**Directions:** List each line of the data that holds the string "screenshot", please.

Chart and figure data:
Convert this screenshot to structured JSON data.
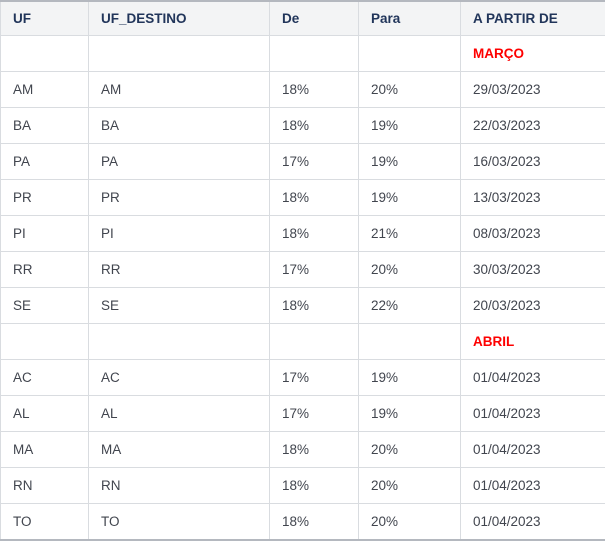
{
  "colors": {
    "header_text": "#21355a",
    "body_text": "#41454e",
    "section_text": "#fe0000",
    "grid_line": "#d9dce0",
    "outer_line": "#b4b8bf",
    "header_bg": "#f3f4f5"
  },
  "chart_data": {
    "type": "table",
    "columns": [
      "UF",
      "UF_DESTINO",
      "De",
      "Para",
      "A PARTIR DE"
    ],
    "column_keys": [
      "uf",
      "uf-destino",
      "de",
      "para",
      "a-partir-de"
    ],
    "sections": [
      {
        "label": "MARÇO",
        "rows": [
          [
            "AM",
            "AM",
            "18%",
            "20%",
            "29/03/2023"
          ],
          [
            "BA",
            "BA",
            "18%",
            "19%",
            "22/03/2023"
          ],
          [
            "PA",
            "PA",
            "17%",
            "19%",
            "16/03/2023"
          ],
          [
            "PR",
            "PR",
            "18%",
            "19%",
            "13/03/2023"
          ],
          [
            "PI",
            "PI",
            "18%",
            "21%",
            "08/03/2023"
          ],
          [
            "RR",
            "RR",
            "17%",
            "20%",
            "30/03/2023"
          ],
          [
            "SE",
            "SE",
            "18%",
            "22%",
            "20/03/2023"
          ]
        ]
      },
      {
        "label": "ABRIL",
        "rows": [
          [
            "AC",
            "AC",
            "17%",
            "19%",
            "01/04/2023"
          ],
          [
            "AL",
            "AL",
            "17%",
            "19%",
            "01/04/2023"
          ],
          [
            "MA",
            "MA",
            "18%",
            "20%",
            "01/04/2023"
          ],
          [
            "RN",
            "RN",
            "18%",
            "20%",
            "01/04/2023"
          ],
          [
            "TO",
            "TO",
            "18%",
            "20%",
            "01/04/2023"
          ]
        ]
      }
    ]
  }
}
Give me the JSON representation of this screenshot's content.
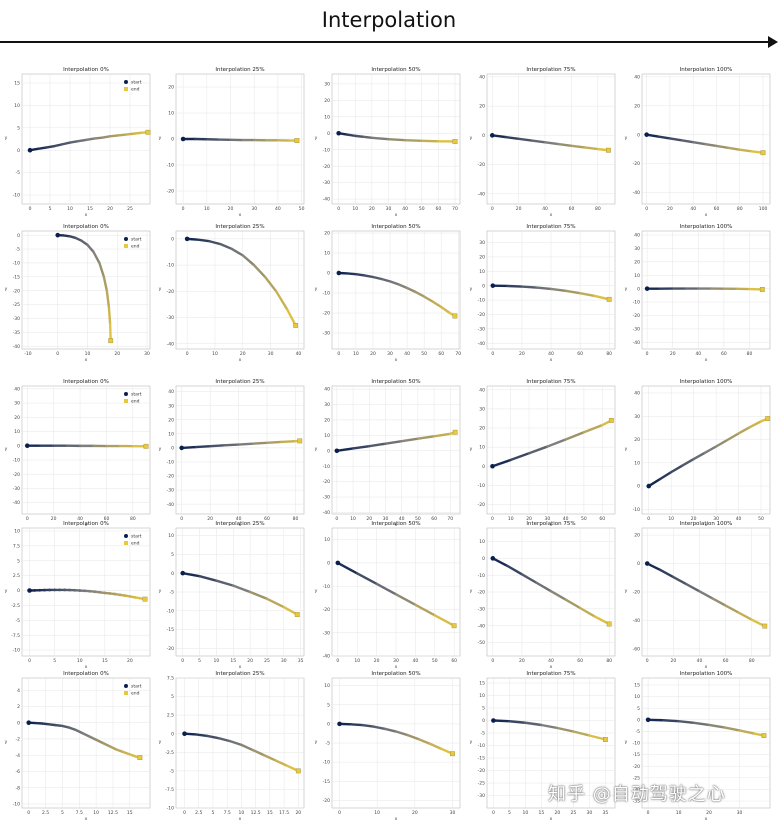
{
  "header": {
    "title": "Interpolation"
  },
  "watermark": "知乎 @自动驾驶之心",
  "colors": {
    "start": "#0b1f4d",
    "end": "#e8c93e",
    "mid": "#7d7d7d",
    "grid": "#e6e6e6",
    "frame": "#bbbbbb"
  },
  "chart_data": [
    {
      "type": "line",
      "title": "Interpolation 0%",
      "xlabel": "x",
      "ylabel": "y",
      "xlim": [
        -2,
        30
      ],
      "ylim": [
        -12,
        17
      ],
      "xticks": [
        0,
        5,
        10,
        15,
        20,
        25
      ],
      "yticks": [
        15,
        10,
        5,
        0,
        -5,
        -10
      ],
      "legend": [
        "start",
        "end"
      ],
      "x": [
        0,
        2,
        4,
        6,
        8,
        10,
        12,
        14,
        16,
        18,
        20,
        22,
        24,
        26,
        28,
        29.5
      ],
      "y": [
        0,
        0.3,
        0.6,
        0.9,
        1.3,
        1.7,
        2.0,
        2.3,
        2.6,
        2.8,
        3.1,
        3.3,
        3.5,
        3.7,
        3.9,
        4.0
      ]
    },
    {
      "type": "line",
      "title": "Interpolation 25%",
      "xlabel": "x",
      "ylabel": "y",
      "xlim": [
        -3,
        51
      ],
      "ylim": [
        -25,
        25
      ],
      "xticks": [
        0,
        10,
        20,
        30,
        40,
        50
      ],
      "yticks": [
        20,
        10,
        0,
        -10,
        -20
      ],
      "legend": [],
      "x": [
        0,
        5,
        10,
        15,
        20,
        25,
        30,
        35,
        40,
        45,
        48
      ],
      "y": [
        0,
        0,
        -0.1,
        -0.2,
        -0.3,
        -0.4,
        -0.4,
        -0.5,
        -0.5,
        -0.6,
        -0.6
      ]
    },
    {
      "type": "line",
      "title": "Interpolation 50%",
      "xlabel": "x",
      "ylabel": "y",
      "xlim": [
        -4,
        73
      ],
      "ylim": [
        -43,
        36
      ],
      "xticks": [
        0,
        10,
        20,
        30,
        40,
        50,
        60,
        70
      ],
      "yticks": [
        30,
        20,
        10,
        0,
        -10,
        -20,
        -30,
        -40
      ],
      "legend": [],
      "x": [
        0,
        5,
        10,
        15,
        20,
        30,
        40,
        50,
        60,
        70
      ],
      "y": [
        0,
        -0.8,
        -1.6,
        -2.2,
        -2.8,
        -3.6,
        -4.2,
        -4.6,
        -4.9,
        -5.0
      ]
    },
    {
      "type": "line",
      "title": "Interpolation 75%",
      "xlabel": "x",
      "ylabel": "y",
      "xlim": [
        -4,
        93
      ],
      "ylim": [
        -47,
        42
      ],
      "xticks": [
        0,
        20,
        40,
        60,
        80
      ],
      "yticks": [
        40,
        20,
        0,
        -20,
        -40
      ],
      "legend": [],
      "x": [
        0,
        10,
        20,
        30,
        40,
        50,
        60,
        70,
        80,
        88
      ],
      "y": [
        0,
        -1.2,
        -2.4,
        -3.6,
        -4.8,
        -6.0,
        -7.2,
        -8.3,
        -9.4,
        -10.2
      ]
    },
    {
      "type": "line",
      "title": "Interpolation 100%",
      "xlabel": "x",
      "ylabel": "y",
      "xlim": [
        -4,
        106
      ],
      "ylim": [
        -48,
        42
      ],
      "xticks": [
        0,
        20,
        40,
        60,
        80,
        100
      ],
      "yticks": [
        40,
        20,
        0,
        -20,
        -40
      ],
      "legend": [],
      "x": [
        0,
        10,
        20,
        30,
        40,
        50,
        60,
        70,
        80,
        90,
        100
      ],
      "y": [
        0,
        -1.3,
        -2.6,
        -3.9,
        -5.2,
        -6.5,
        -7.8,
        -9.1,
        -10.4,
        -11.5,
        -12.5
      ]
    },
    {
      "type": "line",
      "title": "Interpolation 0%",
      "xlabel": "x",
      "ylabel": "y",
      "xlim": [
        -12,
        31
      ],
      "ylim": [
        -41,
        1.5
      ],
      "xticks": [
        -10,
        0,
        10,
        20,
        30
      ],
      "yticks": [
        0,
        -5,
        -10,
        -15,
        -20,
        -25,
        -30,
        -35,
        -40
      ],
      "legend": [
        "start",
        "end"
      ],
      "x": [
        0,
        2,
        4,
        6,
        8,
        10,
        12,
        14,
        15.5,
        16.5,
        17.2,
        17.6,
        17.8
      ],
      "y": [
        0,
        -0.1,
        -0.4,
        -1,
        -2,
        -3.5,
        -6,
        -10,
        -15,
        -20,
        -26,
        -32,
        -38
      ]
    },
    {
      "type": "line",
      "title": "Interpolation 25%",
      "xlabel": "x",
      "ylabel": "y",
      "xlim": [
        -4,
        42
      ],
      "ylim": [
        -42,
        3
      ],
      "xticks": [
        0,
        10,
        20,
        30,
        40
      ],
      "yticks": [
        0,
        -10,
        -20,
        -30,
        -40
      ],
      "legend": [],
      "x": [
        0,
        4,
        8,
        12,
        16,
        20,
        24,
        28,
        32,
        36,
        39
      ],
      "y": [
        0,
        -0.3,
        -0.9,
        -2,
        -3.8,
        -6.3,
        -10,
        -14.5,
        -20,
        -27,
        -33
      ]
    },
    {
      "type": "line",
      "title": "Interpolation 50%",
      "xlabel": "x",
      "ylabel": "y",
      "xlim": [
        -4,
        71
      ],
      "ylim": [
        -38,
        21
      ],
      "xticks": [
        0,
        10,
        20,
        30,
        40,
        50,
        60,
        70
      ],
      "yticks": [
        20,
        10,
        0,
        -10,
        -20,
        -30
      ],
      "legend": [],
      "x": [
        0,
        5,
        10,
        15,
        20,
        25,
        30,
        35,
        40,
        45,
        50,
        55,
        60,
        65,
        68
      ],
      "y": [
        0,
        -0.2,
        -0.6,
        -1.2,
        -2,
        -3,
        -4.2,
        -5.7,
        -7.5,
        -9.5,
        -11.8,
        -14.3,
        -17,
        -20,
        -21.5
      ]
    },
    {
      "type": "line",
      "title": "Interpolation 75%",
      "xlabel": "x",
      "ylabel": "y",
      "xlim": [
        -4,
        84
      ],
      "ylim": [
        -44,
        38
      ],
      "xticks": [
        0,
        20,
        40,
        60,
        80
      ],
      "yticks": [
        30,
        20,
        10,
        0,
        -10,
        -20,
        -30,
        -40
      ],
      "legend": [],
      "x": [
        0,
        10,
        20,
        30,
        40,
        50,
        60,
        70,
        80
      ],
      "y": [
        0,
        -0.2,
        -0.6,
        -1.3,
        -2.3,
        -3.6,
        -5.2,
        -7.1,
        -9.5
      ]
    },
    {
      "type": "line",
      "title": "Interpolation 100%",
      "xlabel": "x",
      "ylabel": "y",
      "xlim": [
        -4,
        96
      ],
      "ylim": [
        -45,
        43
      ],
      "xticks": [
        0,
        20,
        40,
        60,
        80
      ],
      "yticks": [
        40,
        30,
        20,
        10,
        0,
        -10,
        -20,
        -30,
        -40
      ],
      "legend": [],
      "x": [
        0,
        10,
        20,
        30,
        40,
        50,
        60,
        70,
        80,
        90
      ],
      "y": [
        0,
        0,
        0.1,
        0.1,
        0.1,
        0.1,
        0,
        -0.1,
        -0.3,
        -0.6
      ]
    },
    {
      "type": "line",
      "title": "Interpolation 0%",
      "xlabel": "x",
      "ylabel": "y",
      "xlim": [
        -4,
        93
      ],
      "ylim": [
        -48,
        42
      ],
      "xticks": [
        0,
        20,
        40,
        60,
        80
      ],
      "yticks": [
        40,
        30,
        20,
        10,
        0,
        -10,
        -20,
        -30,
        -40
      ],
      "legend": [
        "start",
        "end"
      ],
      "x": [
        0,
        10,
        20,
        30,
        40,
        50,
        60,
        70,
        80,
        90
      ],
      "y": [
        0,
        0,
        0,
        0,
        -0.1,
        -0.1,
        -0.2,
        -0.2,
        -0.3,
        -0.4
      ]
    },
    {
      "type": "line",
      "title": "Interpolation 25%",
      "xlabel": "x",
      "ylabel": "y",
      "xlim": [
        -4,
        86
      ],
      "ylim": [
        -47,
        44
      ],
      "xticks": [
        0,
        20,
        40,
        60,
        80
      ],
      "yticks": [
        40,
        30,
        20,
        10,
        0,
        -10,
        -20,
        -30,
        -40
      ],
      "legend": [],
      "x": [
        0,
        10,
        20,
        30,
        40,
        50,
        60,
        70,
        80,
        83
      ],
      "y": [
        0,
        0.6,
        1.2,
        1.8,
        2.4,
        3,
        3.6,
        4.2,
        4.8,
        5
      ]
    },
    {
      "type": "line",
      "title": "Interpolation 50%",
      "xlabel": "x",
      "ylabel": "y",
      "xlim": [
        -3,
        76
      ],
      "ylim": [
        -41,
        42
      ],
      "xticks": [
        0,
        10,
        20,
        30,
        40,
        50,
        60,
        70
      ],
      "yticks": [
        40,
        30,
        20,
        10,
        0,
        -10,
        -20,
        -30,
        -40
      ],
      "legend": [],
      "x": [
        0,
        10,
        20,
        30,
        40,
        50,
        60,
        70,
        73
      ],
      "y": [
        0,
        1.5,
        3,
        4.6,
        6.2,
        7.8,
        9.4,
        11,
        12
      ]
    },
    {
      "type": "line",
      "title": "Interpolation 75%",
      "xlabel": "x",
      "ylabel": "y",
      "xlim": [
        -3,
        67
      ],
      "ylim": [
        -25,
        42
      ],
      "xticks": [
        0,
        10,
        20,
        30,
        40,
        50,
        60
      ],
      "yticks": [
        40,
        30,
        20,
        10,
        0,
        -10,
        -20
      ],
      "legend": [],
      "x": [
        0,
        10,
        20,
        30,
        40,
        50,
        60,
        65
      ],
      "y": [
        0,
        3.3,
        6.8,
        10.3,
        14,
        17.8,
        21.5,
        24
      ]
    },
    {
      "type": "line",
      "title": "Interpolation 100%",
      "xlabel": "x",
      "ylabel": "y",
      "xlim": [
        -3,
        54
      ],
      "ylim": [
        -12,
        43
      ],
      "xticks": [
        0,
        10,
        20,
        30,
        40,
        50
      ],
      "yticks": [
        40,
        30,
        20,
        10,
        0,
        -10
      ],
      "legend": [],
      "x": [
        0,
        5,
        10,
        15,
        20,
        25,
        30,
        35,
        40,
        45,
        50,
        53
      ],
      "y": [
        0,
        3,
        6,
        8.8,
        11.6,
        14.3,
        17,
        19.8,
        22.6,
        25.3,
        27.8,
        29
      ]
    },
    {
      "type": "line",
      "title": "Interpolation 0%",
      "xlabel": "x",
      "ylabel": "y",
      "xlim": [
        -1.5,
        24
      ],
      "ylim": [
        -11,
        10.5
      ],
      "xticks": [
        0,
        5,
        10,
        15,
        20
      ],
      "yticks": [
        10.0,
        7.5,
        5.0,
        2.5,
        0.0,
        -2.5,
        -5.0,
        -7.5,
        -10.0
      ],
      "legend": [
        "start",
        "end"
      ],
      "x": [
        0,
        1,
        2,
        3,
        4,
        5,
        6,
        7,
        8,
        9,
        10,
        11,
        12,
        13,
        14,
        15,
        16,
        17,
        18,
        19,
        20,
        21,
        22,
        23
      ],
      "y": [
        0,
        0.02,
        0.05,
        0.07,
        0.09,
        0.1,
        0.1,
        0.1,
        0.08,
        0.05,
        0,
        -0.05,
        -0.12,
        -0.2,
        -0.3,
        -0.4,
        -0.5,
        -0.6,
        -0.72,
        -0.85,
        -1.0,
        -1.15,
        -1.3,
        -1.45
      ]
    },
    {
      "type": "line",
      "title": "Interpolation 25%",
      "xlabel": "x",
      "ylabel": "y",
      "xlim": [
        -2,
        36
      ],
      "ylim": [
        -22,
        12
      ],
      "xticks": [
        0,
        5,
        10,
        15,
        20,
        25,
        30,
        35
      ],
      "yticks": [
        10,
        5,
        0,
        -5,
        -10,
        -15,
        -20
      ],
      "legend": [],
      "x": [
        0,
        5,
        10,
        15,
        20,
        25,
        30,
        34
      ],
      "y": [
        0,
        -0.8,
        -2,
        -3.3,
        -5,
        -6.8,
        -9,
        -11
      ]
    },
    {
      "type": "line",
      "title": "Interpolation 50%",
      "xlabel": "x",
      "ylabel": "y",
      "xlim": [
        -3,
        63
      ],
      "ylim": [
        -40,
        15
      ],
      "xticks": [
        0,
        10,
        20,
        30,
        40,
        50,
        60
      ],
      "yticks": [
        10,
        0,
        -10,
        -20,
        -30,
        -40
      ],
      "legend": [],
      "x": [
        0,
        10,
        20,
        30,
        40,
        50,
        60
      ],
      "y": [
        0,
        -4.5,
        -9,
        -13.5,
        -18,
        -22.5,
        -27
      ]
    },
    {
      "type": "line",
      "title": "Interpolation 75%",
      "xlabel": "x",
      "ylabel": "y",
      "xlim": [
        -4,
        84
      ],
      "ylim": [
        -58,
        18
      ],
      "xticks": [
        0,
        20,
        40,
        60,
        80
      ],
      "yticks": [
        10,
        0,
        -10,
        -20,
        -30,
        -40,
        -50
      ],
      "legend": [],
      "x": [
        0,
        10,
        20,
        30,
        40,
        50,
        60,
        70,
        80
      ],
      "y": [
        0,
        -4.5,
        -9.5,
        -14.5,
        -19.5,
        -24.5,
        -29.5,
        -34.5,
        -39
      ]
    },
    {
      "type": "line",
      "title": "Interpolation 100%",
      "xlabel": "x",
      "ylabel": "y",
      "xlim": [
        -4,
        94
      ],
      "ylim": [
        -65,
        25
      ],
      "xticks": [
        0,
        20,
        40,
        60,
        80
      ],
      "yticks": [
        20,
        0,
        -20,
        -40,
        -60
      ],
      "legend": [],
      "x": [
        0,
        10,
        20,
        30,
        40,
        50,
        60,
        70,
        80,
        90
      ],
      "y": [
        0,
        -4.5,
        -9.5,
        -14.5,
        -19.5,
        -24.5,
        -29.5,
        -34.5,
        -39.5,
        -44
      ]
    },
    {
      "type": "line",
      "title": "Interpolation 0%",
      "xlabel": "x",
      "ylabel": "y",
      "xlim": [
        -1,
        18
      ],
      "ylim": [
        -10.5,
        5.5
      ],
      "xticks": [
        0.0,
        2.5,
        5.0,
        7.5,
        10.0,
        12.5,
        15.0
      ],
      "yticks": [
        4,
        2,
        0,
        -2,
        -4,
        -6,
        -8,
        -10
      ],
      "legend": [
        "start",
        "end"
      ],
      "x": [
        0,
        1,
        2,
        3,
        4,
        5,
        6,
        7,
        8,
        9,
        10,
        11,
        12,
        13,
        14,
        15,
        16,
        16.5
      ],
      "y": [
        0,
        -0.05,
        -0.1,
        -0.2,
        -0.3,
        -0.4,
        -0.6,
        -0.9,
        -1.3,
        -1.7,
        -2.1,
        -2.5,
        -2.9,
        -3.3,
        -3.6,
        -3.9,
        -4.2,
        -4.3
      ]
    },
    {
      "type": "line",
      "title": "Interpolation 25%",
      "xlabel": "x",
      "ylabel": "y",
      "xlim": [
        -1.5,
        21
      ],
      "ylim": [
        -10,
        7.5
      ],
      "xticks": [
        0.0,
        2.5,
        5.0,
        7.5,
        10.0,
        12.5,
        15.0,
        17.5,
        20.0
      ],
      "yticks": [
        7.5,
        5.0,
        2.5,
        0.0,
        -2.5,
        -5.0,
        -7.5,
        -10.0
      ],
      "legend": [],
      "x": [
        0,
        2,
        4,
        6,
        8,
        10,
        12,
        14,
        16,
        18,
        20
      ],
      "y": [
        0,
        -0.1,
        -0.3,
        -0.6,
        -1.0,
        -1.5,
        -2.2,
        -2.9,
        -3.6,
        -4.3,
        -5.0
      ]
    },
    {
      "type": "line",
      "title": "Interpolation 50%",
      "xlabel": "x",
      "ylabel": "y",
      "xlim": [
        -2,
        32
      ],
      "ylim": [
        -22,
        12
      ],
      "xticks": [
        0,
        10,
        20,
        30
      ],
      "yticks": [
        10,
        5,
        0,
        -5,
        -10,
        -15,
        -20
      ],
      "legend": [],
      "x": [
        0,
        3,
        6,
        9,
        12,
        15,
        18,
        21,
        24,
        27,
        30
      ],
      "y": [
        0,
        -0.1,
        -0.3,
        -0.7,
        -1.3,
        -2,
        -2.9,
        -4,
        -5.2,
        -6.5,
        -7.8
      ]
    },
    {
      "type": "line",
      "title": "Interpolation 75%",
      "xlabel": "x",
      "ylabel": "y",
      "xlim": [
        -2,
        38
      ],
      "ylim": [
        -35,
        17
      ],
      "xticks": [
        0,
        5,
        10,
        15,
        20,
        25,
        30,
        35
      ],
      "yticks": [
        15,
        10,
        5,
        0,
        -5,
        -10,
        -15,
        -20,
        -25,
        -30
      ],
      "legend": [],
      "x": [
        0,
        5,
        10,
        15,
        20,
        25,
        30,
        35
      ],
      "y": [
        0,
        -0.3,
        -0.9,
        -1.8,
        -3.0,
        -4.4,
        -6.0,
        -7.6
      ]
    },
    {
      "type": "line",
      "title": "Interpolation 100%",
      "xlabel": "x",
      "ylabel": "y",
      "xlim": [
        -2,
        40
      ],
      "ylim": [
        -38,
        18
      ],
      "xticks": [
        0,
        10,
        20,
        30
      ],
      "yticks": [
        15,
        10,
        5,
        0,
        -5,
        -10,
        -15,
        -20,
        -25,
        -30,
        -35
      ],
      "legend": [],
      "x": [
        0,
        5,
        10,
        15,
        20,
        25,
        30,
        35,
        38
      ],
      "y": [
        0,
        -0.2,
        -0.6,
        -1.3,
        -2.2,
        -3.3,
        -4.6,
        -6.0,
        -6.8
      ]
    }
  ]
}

**Reply to the task:**
Convert this screenshot to structured JSON data.
Give me the JSON representation of this screenshot's content.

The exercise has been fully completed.